→ **Data to use**:
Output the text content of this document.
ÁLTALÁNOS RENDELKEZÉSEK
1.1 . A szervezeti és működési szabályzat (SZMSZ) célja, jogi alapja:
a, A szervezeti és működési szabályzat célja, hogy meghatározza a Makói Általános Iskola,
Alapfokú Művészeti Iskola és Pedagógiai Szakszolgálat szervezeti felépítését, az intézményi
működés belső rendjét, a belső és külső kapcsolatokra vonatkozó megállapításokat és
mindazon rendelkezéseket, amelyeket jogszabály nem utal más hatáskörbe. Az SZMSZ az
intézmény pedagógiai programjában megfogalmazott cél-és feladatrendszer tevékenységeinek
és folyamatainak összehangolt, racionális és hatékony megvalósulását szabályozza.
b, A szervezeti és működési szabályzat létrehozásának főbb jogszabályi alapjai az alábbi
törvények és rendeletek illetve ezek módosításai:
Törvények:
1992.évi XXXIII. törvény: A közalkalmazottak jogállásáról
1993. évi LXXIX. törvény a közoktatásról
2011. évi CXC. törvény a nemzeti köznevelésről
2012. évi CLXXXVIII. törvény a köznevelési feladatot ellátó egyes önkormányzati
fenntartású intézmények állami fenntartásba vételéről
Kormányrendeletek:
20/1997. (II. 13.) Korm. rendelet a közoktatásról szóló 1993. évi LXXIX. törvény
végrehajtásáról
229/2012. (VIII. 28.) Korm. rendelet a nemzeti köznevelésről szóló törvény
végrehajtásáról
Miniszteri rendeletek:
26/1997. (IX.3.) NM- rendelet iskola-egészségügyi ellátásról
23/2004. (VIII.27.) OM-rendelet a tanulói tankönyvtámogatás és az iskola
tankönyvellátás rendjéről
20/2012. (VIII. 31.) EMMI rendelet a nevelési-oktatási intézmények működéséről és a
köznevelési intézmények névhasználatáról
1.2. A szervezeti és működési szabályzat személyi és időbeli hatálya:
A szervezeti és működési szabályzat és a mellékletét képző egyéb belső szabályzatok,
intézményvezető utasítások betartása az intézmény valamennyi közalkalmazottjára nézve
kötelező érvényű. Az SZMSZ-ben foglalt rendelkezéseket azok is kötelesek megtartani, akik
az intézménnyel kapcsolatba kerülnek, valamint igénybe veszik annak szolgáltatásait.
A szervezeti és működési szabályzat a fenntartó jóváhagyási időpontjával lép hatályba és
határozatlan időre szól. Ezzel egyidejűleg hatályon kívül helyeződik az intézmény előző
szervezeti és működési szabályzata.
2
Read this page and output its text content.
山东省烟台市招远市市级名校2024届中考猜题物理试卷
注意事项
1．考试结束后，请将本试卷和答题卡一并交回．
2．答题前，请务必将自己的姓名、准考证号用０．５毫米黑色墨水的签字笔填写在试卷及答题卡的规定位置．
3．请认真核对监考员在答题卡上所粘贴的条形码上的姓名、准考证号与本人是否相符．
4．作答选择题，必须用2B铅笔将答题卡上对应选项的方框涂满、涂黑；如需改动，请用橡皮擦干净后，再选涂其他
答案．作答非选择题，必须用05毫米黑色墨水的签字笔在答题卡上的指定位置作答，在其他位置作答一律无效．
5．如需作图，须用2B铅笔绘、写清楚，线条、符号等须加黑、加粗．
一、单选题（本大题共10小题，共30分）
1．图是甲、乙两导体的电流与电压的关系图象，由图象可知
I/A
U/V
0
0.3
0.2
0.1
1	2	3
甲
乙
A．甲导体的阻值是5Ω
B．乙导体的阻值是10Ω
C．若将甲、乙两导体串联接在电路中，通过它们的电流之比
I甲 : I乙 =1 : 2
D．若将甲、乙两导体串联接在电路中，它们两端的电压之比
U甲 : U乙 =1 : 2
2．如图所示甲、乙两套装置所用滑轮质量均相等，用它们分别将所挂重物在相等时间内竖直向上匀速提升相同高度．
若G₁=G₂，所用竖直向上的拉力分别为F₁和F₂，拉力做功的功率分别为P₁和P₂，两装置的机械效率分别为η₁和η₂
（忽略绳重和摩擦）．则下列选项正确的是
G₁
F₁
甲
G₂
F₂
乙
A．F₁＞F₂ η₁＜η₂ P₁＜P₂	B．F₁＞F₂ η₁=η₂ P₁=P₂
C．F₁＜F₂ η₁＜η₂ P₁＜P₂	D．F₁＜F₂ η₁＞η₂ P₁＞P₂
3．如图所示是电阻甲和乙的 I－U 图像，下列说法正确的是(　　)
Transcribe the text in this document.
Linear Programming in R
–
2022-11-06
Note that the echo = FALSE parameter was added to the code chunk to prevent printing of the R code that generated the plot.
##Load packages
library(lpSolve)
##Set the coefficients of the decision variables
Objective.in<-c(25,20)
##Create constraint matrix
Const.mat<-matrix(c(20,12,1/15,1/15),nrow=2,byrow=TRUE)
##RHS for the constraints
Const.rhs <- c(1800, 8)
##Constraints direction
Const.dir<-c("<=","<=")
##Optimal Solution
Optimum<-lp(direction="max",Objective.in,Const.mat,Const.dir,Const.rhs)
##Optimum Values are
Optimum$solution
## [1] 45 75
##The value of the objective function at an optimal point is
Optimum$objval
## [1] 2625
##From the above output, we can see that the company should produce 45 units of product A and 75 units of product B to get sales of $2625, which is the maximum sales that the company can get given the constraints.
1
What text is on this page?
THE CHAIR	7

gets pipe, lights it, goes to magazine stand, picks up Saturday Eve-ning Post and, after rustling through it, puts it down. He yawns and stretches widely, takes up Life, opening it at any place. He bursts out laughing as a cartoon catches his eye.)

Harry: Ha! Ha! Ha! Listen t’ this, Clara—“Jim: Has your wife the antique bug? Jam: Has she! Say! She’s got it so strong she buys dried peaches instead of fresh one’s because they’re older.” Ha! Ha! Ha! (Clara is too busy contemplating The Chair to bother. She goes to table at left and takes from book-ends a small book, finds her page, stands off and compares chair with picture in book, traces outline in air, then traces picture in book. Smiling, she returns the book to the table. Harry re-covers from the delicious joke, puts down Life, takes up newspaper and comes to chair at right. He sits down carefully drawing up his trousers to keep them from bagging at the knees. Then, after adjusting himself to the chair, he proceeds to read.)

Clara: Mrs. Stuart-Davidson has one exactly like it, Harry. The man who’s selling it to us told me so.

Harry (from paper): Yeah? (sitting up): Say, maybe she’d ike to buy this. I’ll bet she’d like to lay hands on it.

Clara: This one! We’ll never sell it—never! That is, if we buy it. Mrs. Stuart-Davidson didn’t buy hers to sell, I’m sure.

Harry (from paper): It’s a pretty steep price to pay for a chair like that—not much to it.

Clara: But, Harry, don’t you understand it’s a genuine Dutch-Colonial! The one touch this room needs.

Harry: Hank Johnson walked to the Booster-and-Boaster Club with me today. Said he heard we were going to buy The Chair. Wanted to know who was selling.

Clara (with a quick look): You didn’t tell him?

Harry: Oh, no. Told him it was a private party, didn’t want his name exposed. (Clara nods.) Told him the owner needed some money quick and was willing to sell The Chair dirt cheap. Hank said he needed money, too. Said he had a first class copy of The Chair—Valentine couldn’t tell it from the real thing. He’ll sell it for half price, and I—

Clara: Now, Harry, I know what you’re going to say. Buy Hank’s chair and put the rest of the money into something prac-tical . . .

→ **Prompt**: Copy in full each line that holds the word "intézmények".

→ **Reply to the exercise**:
fenntartású intézmények állami fenntartásba vételéről
20/2012. (VIII. 31.) EMMI rendelet a nevelési-oktatási intézmények működéséről és a
köznevelési intézmények névhasználatáról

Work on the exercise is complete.